Stated problem -
Copy all the material that follows, keeping every character the same.

--- Start Data excerpts ---

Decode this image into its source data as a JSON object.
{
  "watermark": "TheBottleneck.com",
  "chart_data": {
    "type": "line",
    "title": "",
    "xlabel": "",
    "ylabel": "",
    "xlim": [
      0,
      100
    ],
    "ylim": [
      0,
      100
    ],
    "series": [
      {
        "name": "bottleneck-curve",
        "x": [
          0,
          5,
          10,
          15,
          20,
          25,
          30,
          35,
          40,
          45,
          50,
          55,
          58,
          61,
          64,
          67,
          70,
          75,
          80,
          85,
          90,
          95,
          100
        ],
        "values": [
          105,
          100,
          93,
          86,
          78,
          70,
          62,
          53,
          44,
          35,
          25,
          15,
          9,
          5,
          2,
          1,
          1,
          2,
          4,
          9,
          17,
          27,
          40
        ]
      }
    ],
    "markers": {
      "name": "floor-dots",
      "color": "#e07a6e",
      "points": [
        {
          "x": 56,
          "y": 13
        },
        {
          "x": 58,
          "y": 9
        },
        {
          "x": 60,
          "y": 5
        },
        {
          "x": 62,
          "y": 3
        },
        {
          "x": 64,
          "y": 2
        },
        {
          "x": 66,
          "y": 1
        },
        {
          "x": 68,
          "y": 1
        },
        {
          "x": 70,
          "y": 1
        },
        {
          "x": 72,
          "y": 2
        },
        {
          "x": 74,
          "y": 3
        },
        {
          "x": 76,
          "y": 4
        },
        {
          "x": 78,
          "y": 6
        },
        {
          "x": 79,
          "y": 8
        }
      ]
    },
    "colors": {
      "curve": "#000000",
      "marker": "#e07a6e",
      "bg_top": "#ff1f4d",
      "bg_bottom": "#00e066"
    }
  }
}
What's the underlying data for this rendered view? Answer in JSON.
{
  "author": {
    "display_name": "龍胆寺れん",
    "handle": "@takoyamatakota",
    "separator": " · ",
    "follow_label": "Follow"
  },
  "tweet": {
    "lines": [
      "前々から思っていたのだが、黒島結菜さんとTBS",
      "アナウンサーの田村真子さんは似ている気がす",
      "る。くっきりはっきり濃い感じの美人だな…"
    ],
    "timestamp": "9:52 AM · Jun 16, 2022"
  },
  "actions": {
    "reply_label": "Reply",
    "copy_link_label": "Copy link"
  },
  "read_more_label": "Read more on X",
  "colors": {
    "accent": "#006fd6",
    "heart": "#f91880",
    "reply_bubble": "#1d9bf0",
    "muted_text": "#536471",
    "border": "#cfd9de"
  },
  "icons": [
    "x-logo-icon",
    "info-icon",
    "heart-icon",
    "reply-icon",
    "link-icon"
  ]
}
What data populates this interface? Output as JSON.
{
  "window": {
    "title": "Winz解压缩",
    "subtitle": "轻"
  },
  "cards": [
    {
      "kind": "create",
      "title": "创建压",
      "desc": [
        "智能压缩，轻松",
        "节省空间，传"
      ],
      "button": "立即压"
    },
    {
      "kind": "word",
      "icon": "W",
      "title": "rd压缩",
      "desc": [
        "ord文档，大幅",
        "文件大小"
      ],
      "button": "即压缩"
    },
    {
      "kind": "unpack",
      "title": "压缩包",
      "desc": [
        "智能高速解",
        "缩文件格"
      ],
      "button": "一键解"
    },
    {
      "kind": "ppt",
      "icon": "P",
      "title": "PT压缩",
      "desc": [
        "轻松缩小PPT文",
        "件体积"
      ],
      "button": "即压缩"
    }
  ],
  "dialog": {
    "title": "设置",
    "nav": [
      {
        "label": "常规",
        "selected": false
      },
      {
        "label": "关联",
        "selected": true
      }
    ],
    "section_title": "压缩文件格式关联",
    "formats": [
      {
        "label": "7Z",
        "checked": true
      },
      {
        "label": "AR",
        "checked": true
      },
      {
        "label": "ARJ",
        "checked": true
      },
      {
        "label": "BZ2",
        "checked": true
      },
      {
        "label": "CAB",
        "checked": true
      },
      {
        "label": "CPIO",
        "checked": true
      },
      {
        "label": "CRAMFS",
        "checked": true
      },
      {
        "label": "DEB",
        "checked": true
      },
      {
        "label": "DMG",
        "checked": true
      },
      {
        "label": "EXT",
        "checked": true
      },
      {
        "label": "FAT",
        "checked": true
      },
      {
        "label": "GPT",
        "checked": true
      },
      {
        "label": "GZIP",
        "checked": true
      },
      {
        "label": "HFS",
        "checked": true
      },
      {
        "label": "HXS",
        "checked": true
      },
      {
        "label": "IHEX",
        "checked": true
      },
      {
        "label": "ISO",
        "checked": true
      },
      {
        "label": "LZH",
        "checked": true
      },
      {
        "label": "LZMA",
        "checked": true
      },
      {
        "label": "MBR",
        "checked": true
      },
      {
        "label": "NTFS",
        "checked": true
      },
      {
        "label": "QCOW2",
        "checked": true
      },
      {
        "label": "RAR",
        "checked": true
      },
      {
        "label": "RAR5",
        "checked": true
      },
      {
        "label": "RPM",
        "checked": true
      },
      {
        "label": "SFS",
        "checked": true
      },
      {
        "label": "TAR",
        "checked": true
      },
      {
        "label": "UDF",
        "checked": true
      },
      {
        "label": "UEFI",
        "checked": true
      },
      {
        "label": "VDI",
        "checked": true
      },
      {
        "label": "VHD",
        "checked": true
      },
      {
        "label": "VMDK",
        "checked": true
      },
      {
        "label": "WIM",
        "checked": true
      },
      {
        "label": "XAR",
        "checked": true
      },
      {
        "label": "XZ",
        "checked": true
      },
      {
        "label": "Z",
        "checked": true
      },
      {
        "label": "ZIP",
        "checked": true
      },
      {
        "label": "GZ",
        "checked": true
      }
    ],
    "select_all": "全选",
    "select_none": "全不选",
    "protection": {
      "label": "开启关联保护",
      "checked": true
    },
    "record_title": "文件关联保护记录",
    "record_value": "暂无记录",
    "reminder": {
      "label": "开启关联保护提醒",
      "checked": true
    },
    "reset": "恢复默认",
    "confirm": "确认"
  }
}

--- End Data excerpts ---

Answer for this exercise -
Decode this image into its source data as a JSON object.
{
  "watermark": "TheBottleneck.com",
  "chart_data": {
    "type": "line",
    "title": "",
    "xlabel": "",
    "ylabel": "",
    "xlim": [
      0,
      100
    ],
    "ylim": [
      0,
      100
    ],
    "series": [
      {
        "name": "bottleneck-curve",
        "x": [
          0,
          5,
          10,
          15,
          20,
          25,
          30,
          35,
          40,
          45,
          50,
          55,
          58,
          61,
          64,
          67,
          70,
          75,
          80,
          85,
          90,
          95,
          100
        ],
        "values": [
          105,
          100,
          93,
          86,
          78,
          70,
          62,
          53,
          44,
          35,
          25,
          15,
          9,
          5,
          2,
          1,
          1,
          2,
          4,
          9,
          17,
          27,
          40
        ]
      }
    ],
    "markers": {
      "name": "floor-dots",
      "color": "#e07a6e",
      "points": [
        {
          "x": 56,
          "y": 13
        },
        {
          "x": 58,
          "y": 9
        },
        {
          "x": 60,
          "y": 5
        },
        {
          "x": 62,
          "y": 3
        },
        {
          "x": 64,
          "y": 2
        },
        {
          "x": 66,
          "y": 1
        },
        {
          "x": 68,
          "y": 1
        },
        {
          "x": 70,
          "y": 1
        },
        {
          "x": 72,
          "y": 2
        },
        {
          "x": 74,
          "y": 3
        },
        {
          "x": 76,
          "y": 4
        },
        {
          "x": 78,
          "y": 6
        },
        {
          "x": 79,
          "y": 8
        }
      ]
    },
    "colors": {
      "curve": "#000000",
      "marker": "#e07a6e",
      "bg_top": "#ff1f4d",
      "bg_bottom": "#00e066"
    }
  }
}
What's the underlying data for this rendered view? Answer in JSON.
{
  "author": {
    "display_name": "龍胆寺れん",
    "handle": "@takoyamatakota",
    "separator": " · ",
    "follow_label": "Follow"
  },
  "tweet": {
    "lines": [
      "前々から思っていたのだが、黒島結菜さんとTBS",
      "アナウンサーの田村真子さんは似ている気がす",
      "る。くっきりはっきり濃い感じの美人だな…"
    ],
    "timestamp": "9:52 AM · Jun 16, 2022"
  },
  "actions": {
    "reply_label": "Reply",
    "copy_link_label": "Copy link"
  },
  "read_more_label": "Read more on X",
  "colors": {
    "accent": "#006fd6",
    "heart": "#f91880",
    "reply_bubble": "#1d9bf0",
    "muted_text": "#536471",
    "border": "#cfd9de"
  },
  "icons": [
    "x-logo-icon",
    "info-icon",
    "heart-icon",
    "reply-icon",
    "link-icon"
  ]
}
What data populates this interface? Output as JSON.
{
  "window": {
    "title": "Winz解压缩",
    "subtitle": "轻"
  },
  "cards": [
    {
      "kind": "create",
      "title": "创建压",
      "desc": [
        "智能压缩，轻松",
        "节省空间，传"
      ],
      "button": "立即压"
    },
    {
      "kind": "word",
      "icon": "W",
      "title": "rd压缩",
      "desc": [
        "ord文档，大幅",
        "文件大小"
      ],
      "button": "即压缩"
    },
    {
      "kind": "unpack",
      "title": "压缩包",
      "desc": [
        "智能高速解",
        "缩文件格"
      ],
      "button": "一键解"
    },
    {
      "kind": "ppt",
      "icon": "P",
      "title": "PT压缩",
      "desc": [
        "轻松缩小PPT文",
        "件体积"
      ],
      "button": "即压缩"
    }
  ],
  "dialog": {
    "title": "设置",
    "nav": [
      {
        "label": "常规",
        "selected": false
      },
      {
        "label": "关联",
        "selected": true
      }
    ],
    "section_title": "压缩文件格式关联",
    "formats": [
      {
        "label": "7Z",
        "checked": true
      },
      {
        "label": "AR",
        "checked": true
      },
      {
        "label": "ARJ",
        "checked": true
      },
      {
        "label": "BZ2",
        "checked": true
      },
      {
        "label": "CAB",
        "checked": true
      },
      {
        "label": "CPIO",
        "checked": true
      },
      {
        "label": "CRAMFS",
        "checked": true
      },
      {
        "label": "DEB",
        "checked": true
      },
      {
        "label": "DMG",
        "checked": true
      },
      {
        "label": "EXT",
        "checked": true
      },
      {
        "label": "FAT",
        "checked": true
      },
      {
        "label": "GPT",
        "checked": true
      },
      {
        "label": "GZIP",
        "checked": true
      },
      {
        "label": "HFS",
        "checked": true
      },
      {
        "label": "HXS",
        "checked": true
      },
      {
        "label": "IHEX",
        "checked": true
      },
      {
        "label": "ISO",
        "checked": true
      },
      {
        "label": "LZH",
        "checked": true
      },
      {
        "label": "LZMA",
        "checked": true
      },
      {
        "label": "MBR",
        "checked": true
      },
      {
        "label": "NTFS",
        "checked": true
      },
      {
        "label": "QCOW2",
        "checked": true
      },
      {
        "label": "RAR",
        "checked": true
      },
      {
        "label": "RAR5",
        "checked": true
      },
      {
        "label": "RPM",
        "checked": true
      },
      {
        "label": "SFS",
        "checked": true
      },
      {
        "label": "TAR",
        "checked": true
      },
      {
        "label": "UDF",
        "checked": true
      },
      {
        "label": "UEFI",
        "checked": true
      },
      {
        "label": "VDI",
        "checked": true
      },
      {
        "label": "VHD",
        "checked": true
      },
      {
        "label": "VMDK",
        "checked": true
      },
      {
        "label": "WIM",
        "checked": true
      },
      {
        "label": "XAR",
        "checked": true
      },
      {
        "label": "XZ",
        "checked": true
      },
      {
        "label": "Z",
        "checked": true
      },
      {
        "label": "ZIP",
        "checked": true
      },
      {
        "label": "GZ",
        "checked": true
      }
    ],
    "select_all": "全选",
    "select_none": "全不选",
    "protection": {
      "label": "开启关联保护",
      "checked": true
    },
    "record_title": "文件关联保护记录",
    "record_value": "暂无记录",
    "reminder": {
      "label": "开启关联保护提醒",
      "checked": true
    },
    "reset": "恢复默认",
    "confirm": "确认"
  }
}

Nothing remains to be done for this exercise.